EXERCISE TASK => Please echo the lines from the start of the records through the line containing "list-scrollbar[interactable] [186,61,201,113]", both ends included, exactly as they appear.

DATA EXTRACT =>
▶
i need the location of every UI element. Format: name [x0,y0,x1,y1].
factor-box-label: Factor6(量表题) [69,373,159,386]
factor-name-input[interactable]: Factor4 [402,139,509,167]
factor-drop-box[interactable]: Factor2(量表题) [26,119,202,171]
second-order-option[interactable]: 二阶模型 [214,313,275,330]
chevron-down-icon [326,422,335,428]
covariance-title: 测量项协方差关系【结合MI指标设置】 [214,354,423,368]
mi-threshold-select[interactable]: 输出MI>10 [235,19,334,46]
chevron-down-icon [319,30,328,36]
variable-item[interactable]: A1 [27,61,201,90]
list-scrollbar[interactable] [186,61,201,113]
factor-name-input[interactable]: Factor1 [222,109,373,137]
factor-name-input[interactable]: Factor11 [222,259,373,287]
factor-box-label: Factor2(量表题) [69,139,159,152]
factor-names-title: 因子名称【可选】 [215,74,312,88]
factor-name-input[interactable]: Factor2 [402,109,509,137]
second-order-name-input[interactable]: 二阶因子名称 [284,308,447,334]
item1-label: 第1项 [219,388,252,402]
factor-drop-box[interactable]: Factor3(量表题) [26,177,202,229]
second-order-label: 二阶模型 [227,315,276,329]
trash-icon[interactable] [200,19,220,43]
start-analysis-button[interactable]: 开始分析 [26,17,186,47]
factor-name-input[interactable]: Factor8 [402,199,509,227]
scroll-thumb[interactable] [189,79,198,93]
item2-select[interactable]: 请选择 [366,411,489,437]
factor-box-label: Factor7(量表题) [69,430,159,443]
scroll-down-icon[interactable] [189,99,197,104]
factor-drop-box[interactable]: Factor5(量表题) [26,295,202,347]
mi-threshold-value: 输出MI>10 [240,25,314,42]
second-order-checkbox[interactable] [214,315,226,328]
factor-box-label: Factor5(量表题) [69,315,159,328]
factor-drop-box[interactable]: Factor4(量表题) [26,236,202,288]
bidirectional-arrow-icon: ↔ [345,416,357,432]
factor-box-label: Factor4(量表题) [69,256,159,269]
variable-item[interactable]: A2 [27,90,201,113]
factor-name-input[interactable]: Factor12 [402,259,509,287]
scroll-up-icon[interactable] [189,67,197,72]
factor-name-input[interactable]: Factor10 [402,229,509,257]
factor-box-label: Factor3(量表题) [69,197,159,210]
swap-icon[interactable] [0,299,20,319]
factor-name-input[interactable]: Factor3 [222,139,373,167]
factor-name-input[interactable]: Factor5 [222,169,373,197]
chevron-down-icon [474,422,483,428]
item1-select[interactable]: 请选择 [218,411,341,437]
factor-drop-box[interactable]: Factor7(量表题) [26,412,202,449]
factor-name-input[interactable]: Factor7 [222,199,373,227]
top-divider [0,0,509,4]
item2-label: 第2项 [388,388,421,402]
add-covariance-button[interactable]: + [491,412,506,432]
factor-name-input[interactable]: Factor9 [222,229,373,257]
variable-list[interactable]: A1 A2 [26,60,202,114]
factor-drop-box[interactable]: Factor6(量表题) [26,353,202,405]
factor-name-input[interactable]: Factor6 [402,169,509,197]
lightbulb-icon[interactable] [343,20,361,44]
◀
THE RESULT =>
i need the location of every UI element. Format: name [x0,y0,x1,y1].
factor-box-label: Factor6(量表题) [69,373,159,386]
factor-name-input[interactable]: Factor4 [402,139,509,167]
factor-drop-box[interactable]: Factor2(量表题) [26,119,202,171]
second-order-option[interactable]: 二阶模型 [214,313,275,330]
chevron-down-icon [326,422,335,428]
covariance-title: 测量项协方差关系【结合MI指标设置】 [214,354,423,368]
mi-threshold-select[interactable]: 输出MI>10 [235,19,334,46]
chevron-down-icon [319,30,328,36]
variable-item[interactable]: A1 [27,61,201,90]
list-scrollbar[interactable] [186,61,201,113]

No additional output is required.